* **YOUR TASK**
Go through the listing and copy every line word for word.
====== EXCERPTED DATA
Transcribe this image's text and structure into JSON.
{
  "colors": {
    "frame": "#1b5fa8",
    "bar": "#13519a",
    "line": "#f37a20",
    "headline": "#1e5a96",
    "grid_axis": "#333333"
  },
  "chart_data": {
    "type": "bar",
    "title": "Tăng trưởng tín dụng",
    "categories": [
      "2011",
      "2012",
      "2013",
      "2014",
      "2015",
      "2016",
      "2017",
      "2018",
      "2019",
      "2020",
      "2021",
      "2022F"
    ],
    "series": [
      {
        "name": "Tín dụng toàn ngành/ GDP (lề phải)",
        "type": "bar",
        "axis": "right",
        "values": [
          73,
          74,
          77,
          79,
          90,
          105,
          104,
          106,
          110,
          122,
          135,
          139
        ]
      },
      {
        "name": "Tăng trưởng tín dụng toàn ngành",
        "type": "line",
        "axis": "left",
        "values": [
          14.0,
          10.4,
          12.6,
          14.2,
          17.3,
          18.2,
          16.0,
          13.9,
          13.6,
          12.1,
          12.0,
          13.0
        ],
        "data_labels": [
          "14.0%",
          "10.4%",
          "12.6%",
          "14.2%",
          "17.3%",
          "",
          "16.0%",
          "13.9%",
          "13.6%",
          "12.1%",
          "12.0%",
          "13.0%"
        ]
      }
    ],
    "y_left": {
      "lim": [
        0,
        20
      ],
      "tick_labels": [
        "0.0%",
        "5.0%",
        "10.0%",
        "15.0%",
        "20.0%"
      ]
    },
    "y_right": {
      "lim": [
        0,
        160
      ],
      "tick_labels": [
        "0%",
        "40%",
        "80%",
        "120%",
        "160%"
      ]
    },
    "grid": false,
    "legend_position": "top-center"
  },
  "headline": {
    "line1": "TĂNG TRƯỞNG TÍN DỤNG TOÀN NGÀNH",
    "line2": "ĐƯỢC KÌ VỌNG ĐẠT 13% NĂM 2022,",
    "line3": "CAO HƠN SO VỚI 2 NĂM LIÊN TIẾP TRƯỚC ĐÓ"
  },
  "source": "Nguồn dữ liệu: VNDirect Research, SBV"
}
============
* **RESPONSE TO THIS TASK**
Transcribe this image's text and structure into JSON.
{
  "colors": {
    "frame": "#1b5fa8",
    "bar": "#13519a",
    "line": "#f37a20",
    "headline": "#1e5a96",
    "grid_axis": "#333333"
  },
  "chart_data": {
    "type": "bar",
    "title": "Tăng trưởng tín dụng",
    "categories": [
      "2011",
      "2012",
      "2013",
      "2014",
      "2015",
      "2016",
      "2017",
      "2018",
      "2019",
      "2020",
      "2021",
      "2022F"
    ],
    "series": [
      {
        "name": "Tín dụng toàn ngành/ GDP (lề phải)",
        "type": "bar",
        "axis": "right",
        "values": [
          73,
          74,
          77,
          79,
          90,
          105,
          104,
          106,
          110,
          122,
          135,
          139
        ]
      },
      {
        "name": "Tăng trưởng tín dụng toàn ngành",
        "type": "line",
        "axis": "left",
        "values": [
          14.0,
          10.4,
          12.6,
          14.2,
          17.3,
          18.2,
          16.0,
          13.9,
          13.6,
          12.1,
          12.0,
          13.0
        ],
        "data_labels": [
          "14.0%",
          "10.4%",
          "12.6%",
          "14.2%",
          "17.3%",
          "",
          "16.0%",
          "13.9%",
          "13.6%",
          "12.1%",
          "12.0%",
          "13.0%"
        ]
      }
    ],
    "y_left": {
      "lim": [
        0,
        20
      ],
      "tick_labels": [
        "0.0%",
        "5.0%",
        "10.0%",
        "15.0%",
        "20.0%"
      ]
    },
    "y_right": {
      "lim": [
        0,
        160
      ],
      "tick_labels": [
        "0%",
        "40%",
        "80%",
        "120%",
        "160%"
      ]
    },
    "grid": false,
    "legend_position": "top-center"
  },
  "headline": {
    "line1": "TĂNG TRƯỞNG TÍN DỤNG TOÀN NGÀNH",
    "line2": "ĐƯỢC KÌ VỌNG ĐẠT 13% NĂM 2022,",
    "line3": "CAO HƠN SO VỚI 2 NĂM LIÊN TIẾP TRƯỚC ĐÓ"
  },
  "source": "Nguồn dữ liệu: VNDirect Research, SBV"
}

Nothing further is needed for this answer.